> **WHAT NEEDS TO BE DONE**
Transcribe the data in full and exactly, omitting any pictures.
-- SUPPLIED RECORDS start --
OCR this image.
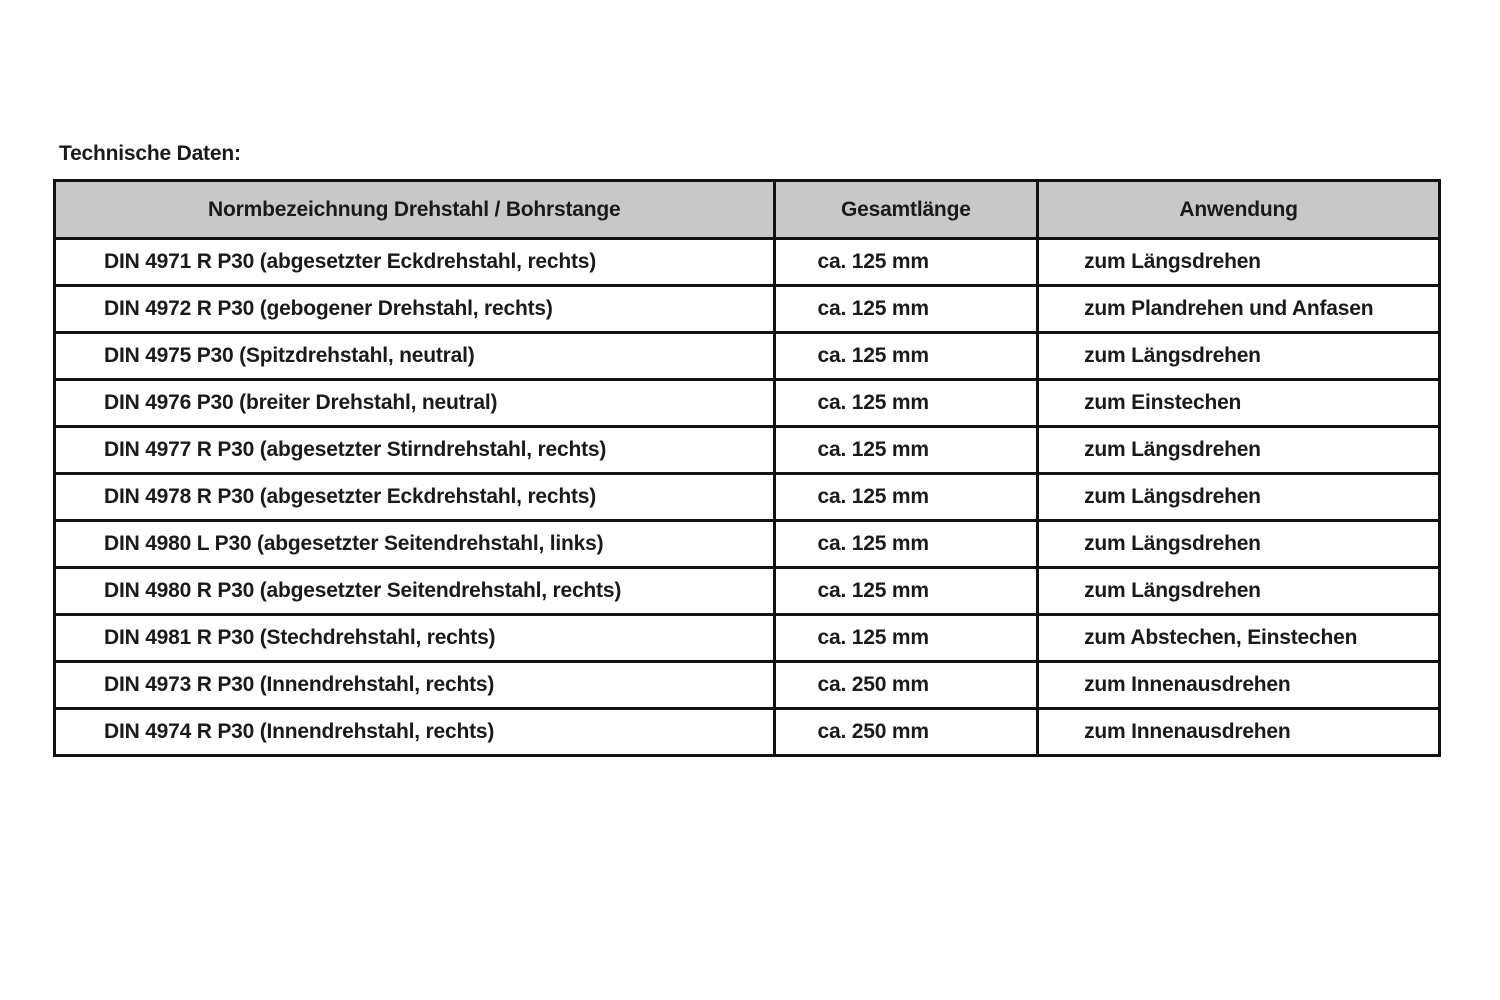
Technische Daten:
Normbezeichnung Drehstahl / Bohrstange	Gesamtlänge	Anwendung
DIN 4971 R P30 (abgesetzter Eckdrehstahl, rechts)	ca. 125 mm	zum Längsdrehen
DIN 4972 R P30 (gebogener Drehstahl, rechts)	ca. 125 mm	zum Plandrehen und Anfasen
DIN 4975 P30 (Spitzdrehstahl, neutral)	ca. 125 mm	zum Längsdrehen
DIN 4976 P30 (breiter Drehstahl, neutral)	ca. 125 mm	zum Einstechen
DIN 4977 R P30 (abgesetzter Stirndrehstahl, rechts)	ca. 125 mm	zum Längsdrehen
DIN 4978 R P30 (abgesetzter Eckdrehstahl, rechts)	ca. 125 mm	zum Längsdrehen
DIN 4980 L P30 (abgesetzter Seitendrehstahl, links)	ca. 125 mm	zum Längsdrehen
DIN 4980 R P30 (abgesetzter Seitendrehstahl, rechts)	ca. 125 mm	zum Längsdrehen
DIN 4981 R P30 (Stechdrehstahl, rechts)	ca. 125 mm	zum Abstechen, Einstechen
DIN 4973 R P30 (Innendrehstahl, rechts)	ca. 250 mm	zum Innenausdrehen
DIN 4974 R P30 (Innendrehstahl, rechts)	ca. 250 mm	zum Innenausdrehen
-- SUPPLIED RECORDS end --
> **THE ANSWER**
OCR this image.
Technische Daten:
Normbezeichnung Drehstahl / Bohrstange	Gesamtlänge	Anwendung
DIN 4971 R P30 (abgesetzter Eckdrehstahl, rechts)	ca. 125 mm	zum Längsdrehen
DIN 4972 R P30 (gebogener Drehstahl, rechts)	ca. 125 mm	zum Plandrehen und Anfasen
DIN 4975 P30 (Spitzdrehstahl, neutral)	ca. 125 mm	zum Längsdrehen
DIN 4976 P30 (breiter Drehstahl, neutral)	ca. 125 mm	zum Einstechen
DIN 4977 R P30 (abgesetzter Stirndrehstahl, rechts)	ca. 125 mm	zum Längsdrehen
DIN 4978 R P30 (abgesetzter Eckdrehstahl, rechts)	ca. 125 mm	zum Längsdrehen
DIN 4980 L P30 (abgesetzter Seitendrehstahl, links)	ca. 125 mm	zum Längsdrehen
DIN 4980 R P30 (abgesetzter Seitendrehstahl, rechts)	ca. 125 mm	zum Längsdrehen
DIN 4981 R P30 (Stechdrehstahl, rechts)	ca. 125 mm	zum Abstechen, Einstechen
DIN 4973 R P30 (Innendrehstahl, rechts)	ca. 250 mm	zum Innenausdrehen
DIN 4974 R P30 (Innendrehstahl, rechts)	ca. 250 mm	zum Innenausdrehen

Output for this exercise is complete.